**Problem details:** Print out each entry below exactly, please.

------ Record excerpts ------

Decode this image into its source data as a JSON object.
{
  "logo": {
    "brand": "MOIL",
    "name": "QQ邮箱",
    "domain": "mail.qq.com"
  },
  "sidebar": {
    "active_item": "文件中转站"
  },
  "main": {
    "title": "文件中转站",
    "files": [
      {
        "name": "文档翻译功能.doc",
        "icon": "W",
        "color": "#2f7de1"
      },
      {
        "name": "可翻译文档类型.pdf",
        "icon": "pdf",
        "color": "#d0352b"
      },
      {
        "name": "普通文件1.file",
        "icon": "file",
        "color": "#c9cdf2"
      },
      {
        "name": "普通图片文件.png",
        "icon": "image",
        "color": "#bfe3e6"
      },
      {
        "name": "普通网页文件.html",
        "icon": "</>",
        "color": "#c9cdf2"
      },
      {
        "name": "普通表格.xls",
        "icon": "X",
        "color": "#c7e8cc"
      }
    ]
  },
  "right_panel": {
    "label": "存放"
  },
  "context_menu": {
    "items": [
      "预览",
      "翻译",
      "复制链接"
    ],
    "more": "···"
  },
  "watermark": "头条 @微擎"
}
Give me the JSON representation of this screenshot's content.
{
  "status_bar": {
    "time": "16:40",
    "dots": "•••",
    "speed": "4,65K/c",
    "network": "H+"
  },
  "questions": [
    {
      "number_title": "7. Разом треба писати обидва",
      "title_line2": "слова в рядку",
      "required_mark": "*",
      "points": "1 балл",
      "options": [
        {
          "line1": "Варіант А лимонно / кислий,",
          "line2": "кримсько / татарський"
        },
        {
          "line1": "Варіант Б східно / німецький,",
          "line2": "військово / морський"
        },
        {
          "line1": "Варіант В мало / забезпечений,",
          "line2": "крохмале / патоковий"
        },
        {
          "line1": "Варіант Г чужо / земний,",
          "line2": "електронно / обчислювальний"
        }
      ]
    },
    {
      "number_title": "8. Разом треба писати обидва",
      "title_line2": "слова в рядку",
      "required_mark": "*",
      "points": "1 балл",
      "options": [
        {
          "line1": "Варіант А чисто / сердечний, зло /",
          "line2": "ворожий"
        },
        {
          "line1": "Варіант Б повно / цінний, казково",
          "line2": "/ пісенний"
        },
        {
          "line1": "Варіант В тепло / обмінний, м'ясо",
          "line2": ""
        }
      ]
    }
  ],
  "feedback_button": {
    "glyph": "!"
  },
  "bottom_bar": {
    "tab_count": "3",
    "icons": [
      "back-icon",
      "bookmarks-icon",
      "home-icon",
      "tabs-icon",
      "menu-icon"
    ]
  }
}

------

**Exercise solution:**
Decode this image into its source data as a JSON object.
{
  "logo": {
    "brand": "MOIL",
    "name": "QQ邮箱",
    "domain": "mail.qq.com"
  },
  "sidebar": {
    "active_item": "文件中转站"
  },
  "main": {
    "title": "文件中转站",
    "files": [
      {
        "name": "文档翻译功能.doc",
        "icon": "W",
        "color": "#2f7de1"
      },
      {
        "name": "可翻译文档类型.pdf",
        "icon": "pdf",
        "color": "#d0352b"
      },
      {
        "name": "普通文件1.file",
        "icon": "file",
        "color": "#c9cdf2"
      },
      {
        "name": "普通图片文件.png",
        "icon": "image",
        "color": "#bfe3e6"
      },
      {
        "name": "普通网页文件.html",
        "icon": "</>",
        "color": "#c9cdf2"
      },
      {
        "name": "普通表格.xls",
        "icon": "X",
        "color": "#c7e8cc"
      }
    ]
  },
  "right_panel": {
    "label": "存放"
  },
  "context_menu": {
    "items": [
      "预览",
      "翻译",
      "复制链接"
    ],
    "more": "···"
  },
  "watermark": "头条 @微擎"
}
Give me the JSON representation of this screenshot's content.
{
  "status_bar": {
    "time": "16:40",
    "dots": "•••",
    "speed": "4,65K/c",
    "network": "H+"
  },
  "questions": [
    {
      "number_title": "7. Разом треба писати обидва",
      "title_line2": "слова в рядку",
      "required_mark": "*",
      "points": "1 балл",
      "options": [
        {
          "line1": "Варіант А лимонно / кислий,",
          "line2": "кримсько / татарський"
        },
        {
          "line1": "Варіант Б східно / німецький,",
          "line2": "військово / морський"
        },
        {
          "line1": "Варіант В мало / забезпечений,",
          "line2": "крохмале / патоковий"
        },
        {
          "line1": "Варіант Г чужо / земний,",
          "line2": "електронно / обчислювальний"
        }
      ]
    },
    {
      "number_title": "8. Разом треба писати обидва",
      "title_line2": "слова в рядку",
      "required_mark": "*",
      "points": "1 балл",
      "options": [
        {
          "line1": "Варіант А чисто / сердечний, зло /",
          "line2": "ворожий"
        },
        {
          "line1": "Варіант Б повно / цінний, казково",
          "line2": "/ пісенний"
        },
        {
          "line1": "Варіант В тепло / обмінний, м'ясо",
          "line2": ""
        }
      ]
    }
  ],
  "feedback_button": {
    "glyph": "!"
  },
  "bottom_bar": {
    "tab_count": "3",
    "icons": [
      "back-icon",
      "bookmarks-icon",
      "home-icon",
      "tabs-icon",
      "menu-icon"
    ]
  }
}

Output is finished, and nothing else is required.